Rewrite the data, replacing "x-tick-label" with "horizontal-tick-label" wherever it occurs and leaving everything else unchanged.
-- begin --
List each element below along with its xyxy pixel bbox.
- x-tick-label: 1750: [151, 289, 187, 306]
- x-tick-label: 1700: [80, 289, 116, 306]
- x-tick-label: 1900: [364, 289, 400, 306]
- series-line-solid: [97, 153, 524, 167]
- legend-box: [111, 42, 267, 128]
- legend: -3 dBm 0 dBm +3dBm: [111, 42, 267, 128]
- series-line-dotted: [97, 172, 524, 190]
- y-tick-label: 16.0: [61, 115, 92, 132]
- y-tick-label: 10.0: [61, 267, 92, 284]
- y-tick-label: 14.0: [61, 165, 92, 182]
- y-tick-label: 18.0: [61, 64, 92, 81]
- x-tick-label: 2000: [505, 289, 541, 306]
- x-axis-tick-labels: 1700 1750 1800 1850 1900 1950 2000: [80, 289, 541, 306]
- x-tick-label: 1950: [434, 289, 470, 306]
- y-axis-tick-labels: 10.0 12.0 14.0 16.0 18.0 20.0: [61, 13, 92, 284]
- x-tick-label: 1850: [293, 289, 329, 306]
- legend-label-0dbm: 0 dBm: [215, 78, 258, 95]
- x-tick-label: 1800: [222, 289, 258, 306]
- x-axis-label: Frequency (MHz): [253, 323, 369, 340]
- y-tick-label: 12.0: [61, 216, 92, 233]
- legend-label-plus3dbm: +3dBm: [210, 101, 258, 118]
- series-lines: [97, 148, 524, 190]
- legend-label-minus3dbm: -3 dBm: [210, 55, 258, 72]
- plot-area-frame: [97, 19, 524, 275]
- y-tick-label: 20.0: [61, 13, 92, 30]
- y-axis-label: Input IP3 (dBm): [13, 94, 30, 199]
-- end --
RESPONSE TO THIS EXERCISE ::
List each element below along with its xyxy pixel bbox.
- horizontal-tick-label: 1750: [151, 289, 187, 306]
- horizontal-tick-label: 1700: [80, 289, 116, 306]
- horizontal-tick-label: 1900: [364, 289, 400, 306]
- series-line-solid: [97, 153, 524, 167]
- legend-box: [111, 42, 267, 128]
- legend: -3 dBm 0 dBm +3dBm: [111, 42, 267, 128]
- series-line-dotted: [97, 172, 524, 190]
- y-tick-label: 16.0: [61, 115, 92, 132]
- y-tick-label: 10.0: [61, 267, 92, 284]
- y-tick-label: 14.0: [61, 165, 92, 182]
- y-tick-label: 18.0: [61, 64, 92, 81]
- horizontal-tick-label: 2000: [505, 289, 541, 306]
- x-axis-tick-labels: 1700 1750 1800 1850 1900 1950 2000: [80, 289, 541, 306]
- horizontal-tick-label: 1950: [434, 289, 470, 306]
- y-axis-tick-labels: 10.0 12.0 14.0 16.0 18.0 20.0: [61, 13, 92, 284]
- horizontal-tick-label: 1850: [293, 289, 329, 306]
- legend-label-0dbm: 0 dBm: [215, 78, 258, 95]
- horizontal-tick-label: 1800: [222, 289, 258, 306]
- x-axis-label: Frequency (MHz): [253, 323, 369, 340]
- y-tick-label: 12.0: [61, 216, 92, 233]
- legend-label-plus3dbm: +3dBm: [210, 101, 258, 118]
- series-lines: [97, 148, 524, 190]
- legend-label-minus3dbm: -3 dBm: [210, 55, 258, 72]
- plot-area-frame: [97, 19, 524, 275]
- y-tick-label: 20.0: [61, 13, 92, 30]
- y-axis-label: Input IP3 (dBm): [13, 94, 30, 199]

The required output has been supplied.